[start]

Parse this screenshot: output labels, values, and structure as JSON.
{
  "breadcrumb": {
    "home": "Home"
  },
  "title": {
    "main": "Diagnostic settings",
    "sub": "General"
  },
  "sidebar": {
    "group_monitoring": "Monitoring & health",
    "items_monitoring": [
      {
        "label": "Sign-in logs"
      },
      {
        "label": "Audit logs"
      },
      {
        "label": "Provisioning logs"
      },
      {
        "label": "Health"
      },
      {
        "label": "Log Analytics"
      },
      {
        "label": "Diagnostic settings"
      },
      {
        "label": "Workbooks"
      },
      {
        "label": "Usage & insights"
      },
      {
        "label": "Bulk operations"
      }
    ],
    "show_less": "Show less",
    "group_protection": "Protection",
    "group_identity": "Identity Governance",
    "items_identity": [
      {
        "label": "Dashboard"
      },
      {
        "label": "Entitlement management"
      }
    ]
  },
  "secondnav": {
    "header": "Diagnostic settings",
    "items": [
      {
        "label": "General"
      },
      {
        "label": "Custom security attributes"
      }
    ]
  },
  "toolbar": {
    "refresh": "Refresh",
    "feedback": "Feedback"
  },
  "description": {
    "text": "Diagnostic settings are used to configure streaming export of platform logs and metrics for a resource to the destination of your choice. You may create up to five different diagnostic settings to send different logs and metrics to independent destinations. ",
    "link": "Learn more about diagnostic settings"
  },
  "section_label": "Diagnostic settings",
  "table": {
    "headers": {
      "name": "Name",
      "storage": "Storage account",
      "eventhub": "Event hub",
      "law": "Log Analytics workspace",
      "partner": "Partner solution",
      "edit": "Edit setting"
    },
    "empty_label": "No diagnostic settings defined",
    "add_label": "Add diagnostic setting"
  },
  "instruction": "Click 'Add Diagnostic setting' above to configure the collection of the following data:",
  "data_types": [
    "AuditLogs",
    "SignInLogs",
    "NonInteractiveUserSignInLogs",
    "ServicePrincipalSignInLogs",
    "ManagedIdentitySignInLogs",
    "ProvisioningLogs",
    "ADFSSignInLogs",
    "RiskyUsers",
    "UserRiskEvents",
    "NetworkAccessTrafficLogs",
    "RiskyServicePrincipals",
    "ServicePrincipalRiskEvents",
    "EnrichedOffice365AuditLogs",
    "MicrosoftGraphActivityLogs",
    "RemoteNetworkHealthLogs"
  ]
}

[end]

EXERCISE OBJECTIVE
Only the number should be given: how many lines of the data contain the word "configure"?

SOLUTION FOR THIS PROBLEM
2